# START OF DATA LISTING

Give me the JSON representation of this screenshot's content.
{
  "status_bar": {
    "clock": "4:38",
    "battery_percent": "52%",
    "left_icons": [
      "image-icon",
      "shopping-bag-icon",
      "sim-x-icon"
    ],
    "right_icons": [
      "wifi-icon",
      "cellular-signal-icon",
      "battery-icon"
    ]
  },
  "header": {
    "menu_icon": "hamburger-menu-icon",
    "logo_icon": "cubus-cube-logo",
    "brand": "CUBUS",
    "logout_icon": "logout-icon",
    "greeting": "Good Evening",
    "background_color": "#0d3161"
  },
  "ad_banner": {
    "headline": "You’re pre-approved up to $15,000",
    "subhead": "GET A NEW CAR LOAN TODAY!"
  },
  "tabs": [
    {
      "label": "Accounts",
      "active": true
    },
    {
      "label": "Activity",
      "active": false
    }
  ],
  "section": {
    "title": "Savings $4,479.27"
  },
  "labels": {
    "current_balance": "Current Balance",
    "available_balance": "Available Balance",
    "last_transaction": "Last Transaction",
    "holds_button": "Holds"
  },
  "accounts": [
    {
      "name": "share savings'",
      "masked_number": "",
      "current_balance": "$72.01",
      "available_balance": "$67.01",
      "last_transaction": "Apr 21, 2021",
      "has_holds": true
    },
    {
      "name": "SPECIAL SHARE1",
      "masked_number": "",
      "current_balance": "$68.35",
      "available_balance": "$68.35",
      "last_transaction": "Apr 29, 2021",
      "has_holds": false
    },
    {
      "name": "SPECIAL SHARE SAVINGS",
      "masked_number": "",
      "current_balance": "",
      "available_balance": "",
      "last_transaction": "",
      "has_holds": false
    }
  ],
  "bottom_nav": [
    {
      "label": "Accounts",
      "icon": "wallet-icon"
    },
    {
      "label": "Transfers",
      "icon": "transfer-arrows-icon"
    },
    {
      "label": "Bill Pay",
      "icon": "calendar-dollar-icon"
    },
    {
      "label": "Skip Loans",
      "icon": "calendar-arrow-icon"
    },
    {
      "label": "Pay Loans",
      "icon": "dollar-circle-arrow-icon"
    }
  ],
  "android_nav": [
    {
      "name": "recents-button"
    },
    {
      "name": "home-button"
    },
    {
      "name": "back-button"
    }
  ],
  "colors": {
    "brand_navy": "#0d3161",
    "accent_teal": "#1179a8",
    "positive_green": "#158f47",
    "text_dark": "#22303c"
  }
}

# END OF DATA LISTING

## [DIRECTIONS]
All the data must be duplicated exactly, with nothing added or removed.

## [RESPONSE]
Give me the JSON representation of this screenshot's content.
{
  "status_bar": {
    "clock": "4:38",
    "battery_percent": "52%",
    "left_icons": [
      "image-icon",
      "shopping-bag-icon",
      "sim-x-icon"
    ],
    "right_icons": [
      "wifi-icon",
      "cellular-signal-icon",
      "battery-icon"
    ]
  },
  "header": {
    "menu_icon": "hamburger-menu-icon",
    "logo_icon": "cubus-cube-logo",
    "brand": "CUBUS",
    "logout_icon": "logout-icon",
    "greeting": "Good Evening",
    "background_color": "#0d3161"
  },
  "ad_banner": {
    "headline": "You’re pre-approved up to $15,000",
    "subhead": "GET A NEW CAR LOAN TODAY!"
  },
  "tabs": [
    {
      "label": "Accounts",
      "active": true
    },
    {
      "label": "Activity",
      "active": false
    }
  ],
  "section": {
    "title": "Savings $4,479.27"
  },
  "labels": {
    "current_balance": "Current Balance",
    "available_balance": "Available Balance",
    "last_transaction": "Last Transaction",
    "holds_button": "Holds"
  },
  "accounts": [
    {
      "name": "share savings'",
      "masked_number": "",
      "current_balance": "$72.01",
      "available_balance": "$67.01",
      "last_transaction": "Apr 21, 2021",
      "has_holds": true
    },
    {
      "name": "SPECIAL SHARE1",
      "masked_number": "",
      "current_balance": "$68.35",
      "available_balance": "$68.35",
      "last_transaction": "Apr 29, 2021",
      "has_holds": false
    },
    {
      "name": "SPECIAL SHARE SAVINGS",
      "masked_number": "",
      "current_balance": "",
      "available_balance": "",
      "last_transaction": "",
      "has_holds": false
    }
  ],
  "bottom_nav": [
    {
      "label": "Accounts",
      "icon": "wallet-icon"
    },
    {
      "label": "Transfers",
      "icon": "transfer-arrows-icon"
    },
    {
      "label": "Bill Pay",
      "icon": "calendar-dollar-icon"
    },
    {
      "label": "Skip Loans",
      "icon": "calendar-arrow-icon"
    },
    {
      "label": "Pay Loans",
      "icon": "dollar-circle-arrow-icon"
    }
  ],
  "android_nav": [
    {
      "name": "recents-button"
    },
    {
      "name": "home-button"
    },
    {
      "name": "back-button"
    }
  ],
  "colors": {
    "brand_navy": "#0d3161",
    "accent_teal": "#1179a8",
    "positive_green": "#158f47",
    "text_dark": "#22303c"
  }
}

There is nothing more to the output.